Goal of the exercise:
Write out the listing below in full and exactly, leaving out every picture.

Input:
§ §

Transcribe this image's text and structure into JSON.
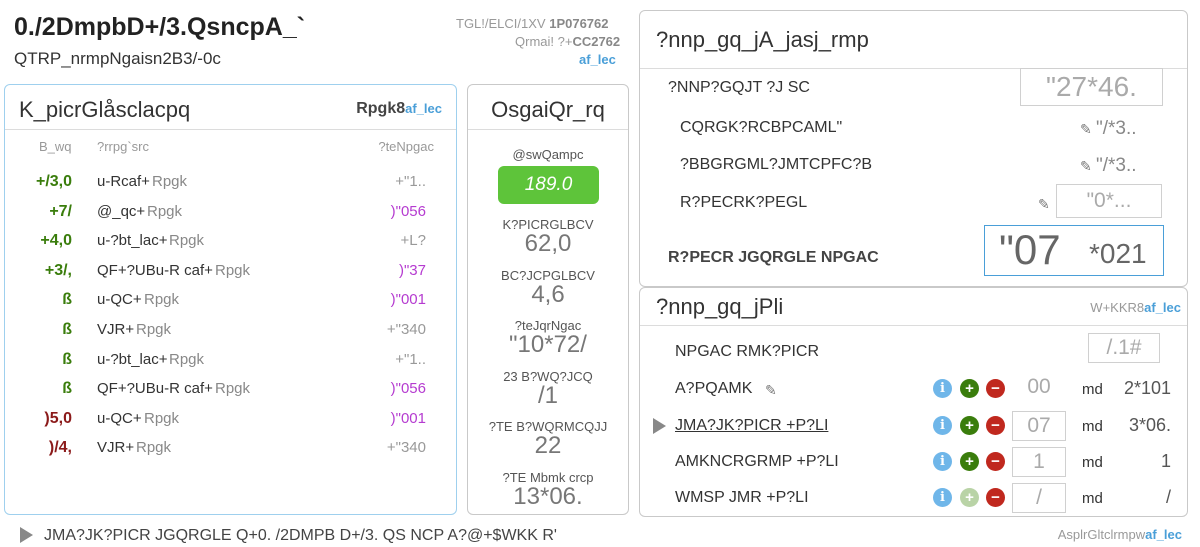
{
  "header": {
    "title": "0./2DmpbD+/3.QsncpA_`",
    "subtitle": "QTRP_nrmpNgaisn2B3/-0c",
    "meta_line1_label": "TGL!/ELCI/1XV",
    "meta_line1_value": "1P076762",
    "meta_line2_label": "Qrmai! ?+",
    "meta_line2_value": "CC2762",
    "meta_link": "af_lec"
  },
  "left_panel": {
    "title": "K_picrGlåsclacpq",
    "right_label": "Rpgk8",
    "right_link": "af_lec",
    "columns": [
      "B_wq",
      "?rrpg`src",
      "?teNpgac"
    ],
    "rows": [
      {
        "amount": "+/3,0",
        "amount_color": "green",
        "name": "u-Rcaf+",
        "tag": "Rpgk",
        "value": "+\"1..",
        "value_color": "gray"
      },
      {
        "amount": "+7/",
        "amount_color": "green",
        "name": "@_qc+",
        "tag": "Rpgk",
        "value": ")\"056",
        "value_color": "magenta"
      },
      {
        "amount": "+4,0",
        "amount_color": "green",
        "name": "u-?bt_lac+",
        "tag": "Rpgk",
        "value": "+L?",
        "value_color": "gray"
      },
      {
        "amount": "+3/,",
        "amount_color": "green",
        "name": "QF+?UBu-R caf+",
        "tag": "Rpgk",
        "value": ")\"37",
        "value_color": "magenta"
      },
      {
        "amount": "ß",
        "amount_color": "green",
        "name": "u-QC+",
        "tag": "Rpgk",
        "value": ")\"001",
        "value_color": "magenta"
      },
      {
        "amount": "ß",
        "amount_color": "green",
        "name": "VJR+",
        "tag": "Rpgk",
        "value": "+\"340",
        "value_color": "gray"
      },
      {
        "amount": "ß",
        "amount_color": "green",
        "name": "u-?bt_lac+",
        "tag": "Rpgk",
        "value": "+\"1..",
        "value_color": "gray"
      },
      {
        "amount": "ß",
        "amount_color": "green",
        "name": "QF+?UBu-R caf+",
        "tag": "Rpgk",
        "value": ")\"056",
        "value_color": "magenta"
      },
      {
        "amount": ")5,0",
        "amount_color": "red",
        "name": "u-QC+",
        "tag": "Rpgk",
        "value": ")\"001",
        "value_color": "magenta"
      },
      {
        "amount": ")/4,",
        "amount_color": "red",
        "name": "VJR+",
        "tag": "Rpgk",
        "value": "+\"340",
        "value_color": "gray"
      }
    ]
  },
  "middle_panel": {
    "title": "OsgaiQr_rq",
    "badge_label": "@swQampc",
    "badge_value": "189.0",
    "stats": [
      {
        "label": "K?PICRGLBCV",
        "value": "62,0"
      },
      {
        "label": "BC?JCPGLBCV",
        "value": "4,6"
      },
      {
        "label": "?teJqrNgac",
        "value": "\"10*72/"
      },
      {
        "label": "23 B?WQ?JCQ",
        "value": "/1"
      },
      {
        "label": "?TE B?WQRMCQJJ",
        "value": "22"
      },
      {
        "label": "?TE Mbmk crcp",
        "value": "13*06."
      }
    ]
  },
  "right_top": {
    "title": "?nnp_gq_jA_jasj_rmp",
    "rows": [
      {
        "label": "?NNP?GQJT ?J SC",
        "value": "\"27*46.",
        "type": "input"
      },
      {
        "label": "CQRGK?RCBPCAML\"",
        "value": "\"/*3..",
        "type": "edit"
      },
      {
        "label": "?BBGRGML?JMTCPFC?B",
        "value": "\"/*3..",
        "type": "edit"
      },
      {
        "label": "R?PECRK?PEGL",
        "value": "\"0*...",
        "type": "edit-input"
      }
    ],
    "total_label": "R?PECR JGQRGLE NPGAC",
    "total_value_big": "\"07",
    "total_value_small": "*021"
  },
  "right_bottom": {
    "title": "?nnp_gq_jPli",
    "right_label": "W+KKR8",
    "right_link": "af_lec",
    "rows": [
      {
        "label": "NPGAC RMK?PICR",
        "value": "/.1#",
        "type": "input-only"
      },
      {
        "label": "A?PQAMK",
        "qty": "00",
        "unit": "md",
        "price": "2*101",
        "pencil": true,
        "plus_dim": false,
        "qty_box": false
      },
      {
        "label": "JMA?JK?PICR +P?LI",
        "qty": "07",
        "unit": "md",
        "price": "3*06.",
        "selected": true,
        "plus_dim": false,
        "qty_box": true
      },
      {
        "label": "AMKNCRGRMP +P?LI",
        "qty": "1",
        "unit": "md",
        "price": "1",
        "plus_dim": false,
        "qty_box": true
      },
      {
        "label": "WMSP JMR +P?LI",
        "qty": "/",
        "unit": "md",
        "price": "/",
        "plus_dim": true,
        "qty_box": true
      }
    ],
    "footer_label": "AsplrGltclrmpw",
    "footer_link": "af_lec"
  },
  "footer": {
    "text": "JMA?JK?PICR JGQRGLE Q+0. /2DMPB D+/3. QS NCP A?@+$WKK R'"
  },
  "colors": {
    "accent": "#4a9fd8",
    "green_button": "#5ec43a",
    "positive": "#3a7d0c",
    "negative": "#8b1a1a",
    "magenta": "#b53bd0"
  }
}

§ §

Task result:
Transcribe this image's text and structure into JSON.
{
  "header": {
    "title": "0./2DmpbD+/3.QsncpA_`",
    "subtitle": "QTRP_nrmpNgaisn2B3/-0c",
    "meta_line1_label": "TGL!/ELCI/1XV",
    "meta_line1_value": "1P076762",
    "meta_line2_label": "Qrmai! ?+",
    "meta_line2_value": "CC2762",
    "meta_link": "af_lec"
  },
  "left_panel": {
    "title": "K_picrGlåsclacpq",
    "right_label": "Rpgk8",
    "right_link": "af_lec",
    "columns": [
      "B_wq",
      "?rrpg`src",
      "?teNpgac"
    ],
    "rows": [
      {
        "amount": "+/3,0",
        "amount_color": "green",
        "name": "u-Rcaf+",
        "tag": "Rpgk",
        "value": "+\"1..",
        "value_color": "gray"
      },
      {
        "amount": "+7/",
        "amount_color": "green",
        "name": "@_qc+",
        "tag": "Rpgk",
        "value": ")\"056",
        "value_color": "magenta"
      },
      {
        "amount": "+4,0",
        "amount_color": "green",
        "name": "u-?bt_lac+",
        "tag": "Rpgk",
        "value": "+L?",
        "value_color": "gray"
      },
      {
        "amount": "+3/,",
        "amount_color": "green",
        "name": "QF+?UBu-R caf+",
        "tag": "Rpgk",
        "value": ")\"37",
        "value_color": "magenta"
      },
      {
        "amount": "ß",
        "amount_color": "green",
        "name": "u-QC+",
        "tag": "Rpgk",
        "value": ")\"001",
        "value_color": "magenta"
      },
      {
        "amount": "ß",
        "amount_color": "green",
        "name": "VJR+",
        "tag": "Rpgk",
        "value": "+\"340",
        "value_color": "gray"
      },
      {
        "amount": "ß",
        "amount_color": "green",
        "name": "u-?bt_lac+",
        "tag": "Rpgk",
        "value": "+\"1..",
        "value_color": "gray"
      },
      {
        "amount": "ß",
        "amount_color": "green",
        "name": "QF+?UBu-R caf+",
        "tag": "Rpgk",
        "value": ")\"056",
        "value_color": "magenta"
      },
      {
        "amount": ")5,0",
        "amount_color": "red",
        "name": "u-QC+",
        "tag": "Rpgk",
        "value": ")\"001",
        "value_color": "magenta"
      },
      {
        "amount": ")/4,",
        "amount_color": "red",
        "name": "VJR+",
        "tag": "Rpgk",
        "value": "+\"340",
        "value_color": "gray"
      }
    ]
  },
  "middle_panel": {
    "title": "OsgaiQr_rq",
    "badge_label": "@swQampc",
    "badge_value": "189.0",
    "stats": [
      {
        "label": "K?PICRGLBCV",
        "value": "62,0"
      },
      {
        "label": "BC?JCPGLBCV",
        "value": "4,6"
      },
      {
        "label": "?teJqrNgac",
        "value": "\"10*72/"
      },
      {
        "label": "23 B?WQ?JCQ",
        "value": "/1"
      },
      {
        "label": "?TE B?WQRMCQJJ",
        "value": "22"
      },
      {
        "label": "?TE Mbmk crcp",
        "value": "13*06."
      }
    ]
  },
  "right_top": {
    "title": "?nnp_gq_jA_jasj_rmp",
    "rows": [
      {
        "label": "?NNP?GQJT ?J SC",
        "value": "\"27*46.",
        "type": "input"
      },
      {
        "label": "CQRGK?RCBPCAML\"",
        "value": "\"/*3..",
        "type": "edit"
      },
      {
        "label": "?BBGRGML?JMTCPFC?B",
        "value": "\"/*3..",
        "type": "edit"
      },
      {
        "label": "R?PECRK?PEGL",
        "value": "\"0*...",
        "type": "edit-input"
      }
    ],
    "total_label": "R?PECR JGQRGLE NPGAC",
    "total_value_big": "\"07",
    "total_value_small": "*021"
  },
  "right_bottom": {
    "title": "?nnp_gq_jPli",
    "right_label": "W+KKR8",
    "right_link": "af_lec",
    "rows": [
      {
        "label": "NPGAC RMK?PICR",
        "value": "/.1#",
        "type": "input-only"
      },
      {
        "label": "A?PQAMK",
        "qty": "00",
        "unit": "md",
        "price": "2*101",
        "pencil": true,
        "plus_dim": false,
        "qty_box": false
      },
      {
        "label": "JMA?JK?PICR +P?LI",
        "qty": "07",
        "unit": "md",
        "price": "3*06.",
        "selected": true,
        "plus_dim": false,
        "qty_box": true
      },
      {
        "label": "AMKNCRGRMP +P?LI",
        "qty": "1",
        "unit": "md",
        "price": "1",
        "plus_dim": false,
        "qty_box": true
      },
      {
        "label": "WMSP JMR +P?LI",
        "qty": "/",
        "unit": "md",
        "price": "/",
        "plus_dim": true,
        "qty_box": true
      }
    ],
    "footer_label": "AsplrGltclrmpw",
    "footer_link": "af_lec"
  },
  "footer": {
    "text": "JMA?JK?PICR JGQRGLE Q+0. /2DMPB D+/3. QS NCP A?@+$WKK R'"
  },
  "colors": {
    "accent": "#4a9fd8",
    "green_button": "#5ec43a",
    "positive": "#3a7d0c",
    "negative": "#8b1a1a",
    "magenta": "#b53bd0"
  }
}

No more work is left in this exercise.